_Provided data_
____________________

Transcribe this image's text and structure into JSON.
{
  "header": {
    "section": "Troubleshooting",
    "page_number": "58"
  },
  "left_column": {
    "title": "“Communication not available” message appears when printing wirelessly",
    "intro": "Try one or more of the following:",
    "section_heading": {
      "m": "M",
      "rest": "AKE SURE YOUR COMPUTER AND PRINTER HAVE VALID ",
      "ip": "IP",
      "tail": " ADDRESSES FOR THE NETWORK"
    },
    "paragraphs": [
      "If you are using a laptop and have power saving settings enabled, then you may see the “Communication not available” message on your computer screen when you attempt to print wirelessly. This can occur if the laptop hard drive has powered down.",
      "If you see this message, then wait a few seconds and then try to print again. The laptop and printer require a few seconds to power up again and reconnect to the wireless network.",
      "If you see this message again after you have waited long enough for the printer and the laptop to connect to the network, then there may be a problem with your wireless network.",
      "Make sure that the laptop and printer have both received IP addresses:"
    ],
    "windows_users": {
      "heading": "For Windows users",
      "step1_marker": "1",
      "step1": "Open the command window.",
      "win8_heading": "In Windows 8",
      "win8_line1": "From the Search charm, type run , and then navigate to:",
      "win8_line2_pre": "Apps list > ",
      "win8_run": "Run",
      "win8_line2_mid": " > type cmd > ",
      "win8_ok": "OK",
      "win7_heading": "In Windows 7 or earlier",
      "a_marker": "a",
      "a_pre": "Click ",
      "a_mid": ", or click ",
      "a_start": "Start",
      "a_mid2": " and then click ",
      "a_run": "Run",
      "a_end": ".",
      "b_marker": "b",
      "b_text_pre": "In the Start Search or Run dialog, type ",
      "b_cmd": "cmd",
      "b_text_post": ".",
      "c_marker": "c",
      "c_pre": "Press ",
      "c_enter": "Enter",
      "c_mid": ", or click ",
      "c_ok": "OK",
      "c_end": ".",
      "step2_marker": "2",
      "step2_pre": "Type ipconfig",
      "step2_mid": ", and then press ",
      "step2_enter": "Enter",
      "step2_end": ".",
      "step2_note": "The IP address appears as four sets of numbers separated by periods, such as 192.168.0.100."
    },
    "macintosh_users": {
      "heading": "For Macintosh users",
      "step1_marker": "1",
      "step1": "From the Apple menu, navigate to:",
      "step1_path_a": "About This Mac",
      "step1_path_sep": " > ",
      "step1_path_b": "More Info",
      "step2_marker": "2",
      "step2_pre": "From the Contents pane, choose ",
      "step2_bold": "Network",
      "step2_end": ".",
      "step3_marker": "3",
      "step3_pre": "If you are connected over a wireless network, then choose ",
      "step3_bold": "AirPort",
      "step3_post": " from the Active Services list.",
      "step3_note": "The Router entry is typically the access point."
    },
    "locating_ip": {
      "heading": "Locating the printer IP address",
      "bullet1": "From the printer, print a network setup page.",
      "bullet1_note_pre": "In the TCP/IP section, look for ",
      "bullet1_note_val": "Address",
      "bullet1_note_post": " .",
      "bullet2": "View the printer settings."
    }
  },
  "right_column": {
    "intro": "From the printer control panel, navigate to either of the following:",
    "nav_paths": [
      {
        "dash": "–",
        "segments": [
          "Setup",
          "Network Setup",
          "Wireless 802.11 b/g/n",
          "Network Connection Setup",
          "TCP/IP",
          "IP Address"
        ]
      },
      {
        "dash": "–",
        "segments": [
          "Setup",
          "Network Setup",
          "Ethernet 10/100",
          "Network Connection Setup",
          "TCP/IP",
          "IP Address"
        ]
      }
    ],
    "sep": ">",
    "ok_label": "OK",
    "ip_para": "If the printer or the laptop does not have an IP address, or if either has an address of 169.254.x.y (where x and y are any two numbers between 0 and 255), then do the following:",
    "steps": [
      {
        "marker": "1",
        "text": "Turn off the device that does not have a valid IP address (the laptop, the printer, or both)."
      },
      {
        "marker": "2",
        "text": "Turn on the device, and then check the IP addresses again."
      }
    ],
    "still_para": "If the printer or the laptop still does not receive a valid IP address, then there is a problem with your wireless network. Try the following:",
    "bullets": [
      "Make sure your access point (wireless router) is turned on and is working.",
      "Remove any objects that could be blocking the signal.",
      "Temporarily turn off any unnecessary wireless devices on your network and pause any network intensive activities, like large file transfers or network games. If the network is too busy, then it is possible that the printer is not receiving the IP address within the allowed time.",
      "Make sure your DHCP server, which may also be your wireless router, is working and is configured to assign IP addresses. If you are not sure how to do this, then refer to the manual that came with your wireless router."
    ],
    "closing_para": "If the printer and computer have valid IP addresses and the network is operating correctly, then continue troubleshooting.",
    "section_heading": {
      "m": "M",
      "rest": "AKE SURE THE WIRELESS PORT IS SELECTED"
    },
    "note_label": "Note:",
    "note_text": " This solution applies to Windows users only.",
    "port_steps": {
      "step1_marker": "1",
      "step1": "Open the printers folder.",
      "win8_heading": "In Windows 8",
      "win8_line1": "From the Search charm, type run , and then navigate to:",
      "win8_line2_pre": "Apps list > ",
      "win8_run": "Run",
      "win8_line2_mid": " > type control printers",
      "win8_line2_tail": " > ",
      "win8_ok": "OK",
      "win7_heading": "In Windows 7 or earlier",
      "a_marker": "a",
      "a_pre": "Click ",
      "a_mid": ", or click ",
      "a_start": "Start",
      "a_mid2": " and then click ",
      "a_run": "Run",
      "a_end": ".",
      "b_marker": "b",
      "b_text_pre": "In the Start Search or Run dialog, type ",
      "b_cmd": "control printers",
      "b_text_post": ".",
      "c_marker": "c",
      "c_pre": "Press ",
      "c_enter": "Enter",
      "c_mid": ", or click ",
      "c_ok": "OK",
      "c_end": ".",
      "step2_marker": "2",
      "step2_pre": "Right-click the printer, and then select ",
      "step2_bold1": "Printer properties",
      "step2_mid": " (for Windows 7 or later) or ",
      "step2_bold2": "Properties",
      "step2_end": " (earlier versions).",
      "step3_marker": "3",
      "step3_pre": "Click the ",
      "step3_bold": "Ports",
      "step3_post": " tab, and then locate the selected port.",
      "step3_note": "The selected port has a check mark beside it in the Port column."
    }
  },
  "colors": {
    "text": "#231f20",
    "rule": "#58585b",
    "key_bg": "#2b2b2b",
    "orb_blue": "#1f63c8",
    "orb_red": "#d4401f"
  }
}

____________________

_What to work on_
Each record above should be repeated exactly as it appears.

_The output_
Transcribe this image's text and structure into JSON.
{
  "header": {
    "section": "Troubleshooting",
    "page_number": "58"
  },
  "left_column": {
    "title": "“Communication not available” message appears when printing wirelessly",
    "intro": "Try one or more of the following:",
    "section_heading": {
      "m": "M",
      "rest": "AKE SURE YOUR COMPUTER AND PRINTER HAVE VALID ",
      "ip": "IP",
      "tail": " ADDRESSES FOR THE NETWORK"
    },
    "paragraphs": [
      "If you are using a laptop and have power saving settings enabled, then you may see the “Communication not available” message on your computer screen when you attempt to print wirelessly. This can occur if the laptop hard drive has powered down.",
      "If you see this message, then wait a few seconds and then try to print again. The laptop and printer require a few seconds to power up again and reconnect to the wireless network.",
      "If you see this message again after you have waited long enough for the printer and the laptop to connect to the network, then there may be a problem with your wireless network.",
      "Make sure that the laptop and printer have both received IP addresses:"
    ],
    "windows_users": {
      "heading": "For Windows users",
      "step1_marker": "1",
      "step1": "Open the command window.",
      "win8_heading": "In Windows 8",
      "win8_line1": "From the Search charm, type run , and then navigate to:",
      "win8_line2_pre": "Apps list > ",
      "win8_run": "Run",
      "win8_line2_mid": " > type cmd > ",
      "win8_ok": "OK",
      "win7_heading": "In Windows 7 or earlier",
      "a_marker": "a",
      "a_pre": "Click ",
      "a_mid": ", or click ",
      "a_start": "Start",
      "a_mid2": " and then click ",
      "a_run": "Run",
      "a_end": ".",
      "b_marker": "b",
      "b_text_pre": "In the Start Search or Run dialog, type ",
      "b_cmd": "cmd",
      "b_text_post": ".",
      "c_marker": "c",
      "c_pre": "Press ",
      "c_enter": "Enter",
      "c_mid": ", or click ",
      "c_ok": "OK",
      "c_end": ".",
      "step2_marker": "2",
      "step2_pre": "Type ipconfig",
      "step2_mid": ", and then press ",
      "step2_enter": "Enter",
      "step2_end": ".",
      "step2_note": "The IP address appears as four sets of numbers separated by periods, such as 192.168.0.100."
    },
    "macintosh_users": {
      "heading": "For Macintosh users",
      "step1_marker": "1",
      "step1": "From the Apple menu, navigate to:",
      "step1_path_a": "About This Mac",
      "step1_path_sep": " > ",
      "step1_path_b": "More Info",
      "step2_marker": "2",
      "step2_pre": "From the Contents pane, choose ",
      "step2_bold": "Network",
      "step2_end": ".",
      "step3_marker": "3",
      "step3_pre": "If you are connected over a wireless network, then choose ",
      "step3_bold": "AirPort",
      "step3_post": " from the Active Services list.",
      "step3_note": "The Router entry is typically the access point."
    },
    "locating_ip": {
      "heading": "Locating the printer IP address",
      "bullet1": "From the printer, print a network setup page.",
      "bullet1_note_pre": "In the TCP/IP section, look for ",
      "bullet1_note_val": "Address",
      "bullet1_note_post": " .",
      "bullet2": "View the printer settings."
    }
  },
  "right_column": {
    "intro": "From the printer control panel, navigate to either of the following:",
    "nav_paths": [
      {
        "dash": "–",
        "segments": [
          "Setup",
          "Network Setup",
          "Wireless 802.11 b/g/n",
          "Network Connection Setup",
          "TCP/IP",
          "IP Address"
        ]
      },
      {
        "dash": "–",
        "segments": [
          "Setup",
          "Network Setup",
          "Ethernet 10/100",
          "Network Connection Setup",
          "TCP/IP",
          "IP Address"
        ]
      }
    ],
    "sep": ">",
    "ok_label": "OK",
    "ip_para": "If the printer or the laptop does not have an IP address, or if either has an address of 169.254.x.y (where x and y are any two numbers between 0 and 255), then do the following:",
    "steps": [
      {
        "marker": "1",
        "text": "Turn off the device that does not have a valid IP address (the laptop, the printer, or both)."
      },
      {
        "marker": "2",
        "text": "Turn on the device, and then check the IP addresses again."
      }
    ],
    "still_para": "If the printer or the laptop still does not receive a valid IP address, then there is a problem with your wireless network. Try the following:",
    "bullets": [
      "Make sure your access point (wireless router) is turned on and is working.",
      "Remove any objects that could be blocking the signal.",
      "Temporarily turn off any unnecessary wireless devices on your network and pause any network intensive activities, like large file transfers or network games. If the network is too busy, then it is possible that the printer is not receiving the IP address within the allowed time.",
      "Make sure your DHCP server, which may also be your wireless router, is working and is configured to assign IP addresses. If you are not sure how to do this, then refer to the manual that came with your wireless router."
    ],
    "closing_para": "If the printer and computer have valid IP addresses and the network is operating correctly, then continue troubleshooting.",
    "section_heading": {
      "m": "M",
      "rest": "AKE SURE THE WIRELESS PORT IS SELECTED"
    },
    "note_label": "Note:",
    "note_text": " This solution applies to Windows users only.",
    "port_steps": {
      "step1_marker": "1",
      "step1": "Open the printers folder.",
      "win8_heading": "In Windows 8",
      "win8_line1": "From the Search charm, type run , and then navigate to:",
      "win8_line2_pre": "Apps list > ",
      "win8_run": "Run",
      "win8_line2_mid": " > type control printers",
      "win8_line2_tail": " > ",
      "win8_ok": "OK",
      "win7_heading": "In Windows 7 or earlier",
      "a_marker": "a",
      "a_pre": "Click ",
      "a_mid": ", or click ",
      "a_start": "Start",
      "a_mid2": " and then click ",
      "a_run": "Run",
      "a_end": ".",
      "b_marker": "b",
      "b_text_pre": "In the Start Search or Run dialog, type ",
      "b_cmd": "control printers",
      "b_text_post": ".",
      "c_marker": "c",
      "c_pre": "Press ",
      "c_enter": "Enter",
      "c_mid": ", or click ",
      "c_ok": "OK",
      "c_end": ".",
      "step2_marker": "2",
      "step2_pre": "Right-click the printer, and then select ",
      "step2_bold1": "Printer properties",
      "step2_mid": " (for Windows 7 or later) or ",
      "step2_bold2": "Properties",
      "step2_end": " (earlier versions).",
      "step3_marker": "3",
      "step3_pre": "Click the ",
      "step3_bold": "Ports",
      "step3_post": " tab, and then locate the selected port.",
      "step3_note": "The selected port has a check mark beside it in the Port column."
    }
  },
  "colors": {
    "text": "#231f20",
    "rule": "#58585b",
    "key_bg": "#2b2b2b",
    "orb_blue": "#1f63c8",
    "orb_red": "#d4401f"
  }
}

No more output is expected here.